## Extracted records
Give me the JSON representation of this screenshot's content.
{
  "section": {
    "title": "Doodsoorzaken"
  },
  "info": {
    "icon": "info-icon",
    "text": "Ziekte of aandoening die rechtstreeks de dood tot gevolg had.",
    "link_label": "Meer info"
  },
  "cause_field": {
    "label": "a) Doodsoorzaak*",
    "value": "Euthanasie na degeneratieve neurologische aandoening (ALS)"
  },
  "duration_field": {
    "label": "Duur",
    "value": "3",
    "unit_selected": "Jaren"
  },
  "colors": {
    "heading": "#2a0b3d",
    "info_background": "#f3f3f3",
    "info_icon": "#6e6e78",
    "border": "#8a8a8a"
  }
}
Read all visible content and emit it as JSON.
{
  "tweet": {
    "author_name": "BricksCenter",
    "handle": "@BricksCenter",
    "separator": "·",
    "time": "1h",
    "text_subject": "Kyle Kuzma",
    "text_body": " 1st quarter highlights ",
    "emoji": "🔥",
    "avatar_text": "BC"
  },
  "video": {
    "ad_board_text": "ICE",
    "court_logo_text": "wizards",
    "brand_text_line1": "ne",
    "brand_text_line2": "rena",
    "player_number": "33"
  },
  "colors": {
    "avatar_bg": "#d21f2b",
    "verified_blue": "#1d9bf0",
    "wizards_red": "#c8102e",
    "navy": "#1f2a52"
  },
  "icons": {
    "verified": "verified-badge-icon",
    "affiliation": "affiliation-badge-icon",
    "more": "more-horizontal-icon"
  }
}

## Stated exercise
Reproduce the material in full, with no word added or dropped.

## Result
Give me the JSON representation of this screenshot's content.
{
  "section": {
    "title": "Doodsoorzaken"
  },
  "info": {
    "icon": "info-icon",
    "text": "Ziekte of aandoening die rechtstreeks de dood tot gevolg had.",
    "link_label": "Meer info"
  },
  "cause_field": {
    "label": "a) Doodsoorzaak*",
    "value": "Euthanasie na degeneratieve neurologische aandoening (ALS)"
  },
  "duration_field": {
    "label": "Duur",
    "value": "3",
    "unit_selected": "Jaren"
  },
  "colors": {
    "heading": "#2a0b3d",
    "info_background": "#f3f3f3",
    "info_icon": "#6e6e78",
    "border": "#8a8a8a"
  }
}
Read all visible content and emit it as JSON.
{
  "tweet": {
    "author_name": "BricksCenter",
    "handle": "@BricksCenter",
    "separator": "·",
    "time": "1h",
    "text_subject": "Kyle Kuzma",
    "text_body": " 1st quarter highlights ",
    "emoji": "🔥",
    "avatar_text": "BC"
  },
  "video": {
    "ad_board_text": "ICE",
    "court_logo_text": "wizards",
    "brand_text_line1": "ne",
    "brand_text_line2": "rena",
    "player_number": "33"
  },
  "colors": {
    "avatar_bg": "#d21f2b",
    "verified_blue": "#1d9bf0",
    "wizards_red": "#c8102e",
    "navy": "#1f2a52"
  },
  "icons": {
    "verified": "verified-badge-icon",
    "affiliation": "affiliation-badge-icon",
    "more": "more-horizontal-icon"
  }
}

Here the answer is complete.